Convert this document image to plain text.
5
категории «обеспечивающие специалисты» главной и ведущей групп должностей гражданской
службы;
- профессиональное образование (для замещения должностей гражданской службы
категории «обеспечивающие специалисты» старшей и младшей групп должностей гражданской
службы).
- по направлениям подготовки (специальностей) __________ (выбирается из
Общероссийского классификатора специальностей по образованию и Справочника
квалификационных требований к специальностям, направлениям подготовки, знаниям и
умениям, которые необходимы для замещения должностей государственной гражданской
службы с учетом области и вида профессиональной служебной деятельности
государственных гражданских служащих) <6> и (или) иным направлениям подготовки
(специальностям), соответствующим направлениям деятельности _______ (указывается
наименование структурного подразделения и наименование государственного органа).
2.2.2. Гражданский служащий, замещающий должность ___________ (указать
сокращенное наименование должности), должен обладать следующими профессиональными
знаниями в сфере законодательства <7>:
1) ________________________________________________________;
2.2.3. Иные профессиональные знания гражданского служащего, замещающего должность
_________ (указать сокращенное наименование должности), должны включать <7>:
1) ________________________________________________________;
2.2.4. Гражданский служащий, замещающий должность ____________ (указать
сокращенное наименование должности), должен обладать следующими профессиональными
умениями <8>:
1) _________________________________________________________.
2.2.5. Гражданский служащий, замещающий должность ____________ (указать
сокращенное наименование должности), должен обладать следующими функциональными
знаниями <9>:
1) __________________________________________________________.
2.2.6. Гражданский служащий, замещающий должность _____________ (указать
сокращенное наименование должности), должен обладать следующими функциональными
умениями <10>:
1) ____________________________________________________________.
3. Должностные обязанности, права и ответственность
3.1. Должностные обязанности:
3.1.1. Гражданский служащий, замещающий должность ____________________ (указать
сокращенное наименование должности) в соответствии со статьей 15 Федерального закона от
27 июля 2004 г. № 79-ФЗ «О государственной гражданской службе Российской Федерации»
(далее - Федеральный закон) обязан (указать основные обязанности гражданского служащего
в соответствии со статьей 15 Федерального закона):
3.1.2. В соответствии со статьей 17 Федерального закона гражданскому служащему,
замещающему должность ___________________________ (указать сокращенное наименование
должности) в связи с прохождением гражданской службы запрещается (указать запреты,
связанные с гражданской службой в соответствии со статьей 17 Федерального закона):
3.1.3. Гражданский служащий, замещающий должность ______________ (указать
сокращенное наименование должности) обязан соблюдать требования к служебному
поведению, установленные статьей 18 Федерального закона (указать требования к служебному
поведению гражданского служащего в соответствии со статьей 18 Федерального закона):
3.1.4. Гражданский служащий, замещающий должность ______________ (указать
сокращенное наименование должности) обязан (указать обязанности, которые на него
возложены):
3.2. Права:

==============================

TASK DIRECTIONS :: Examine the entries and report how many of their lines contain the string "служащего", giving no more than the number.

SOLUTION FOR THIS EXERCISE :: 3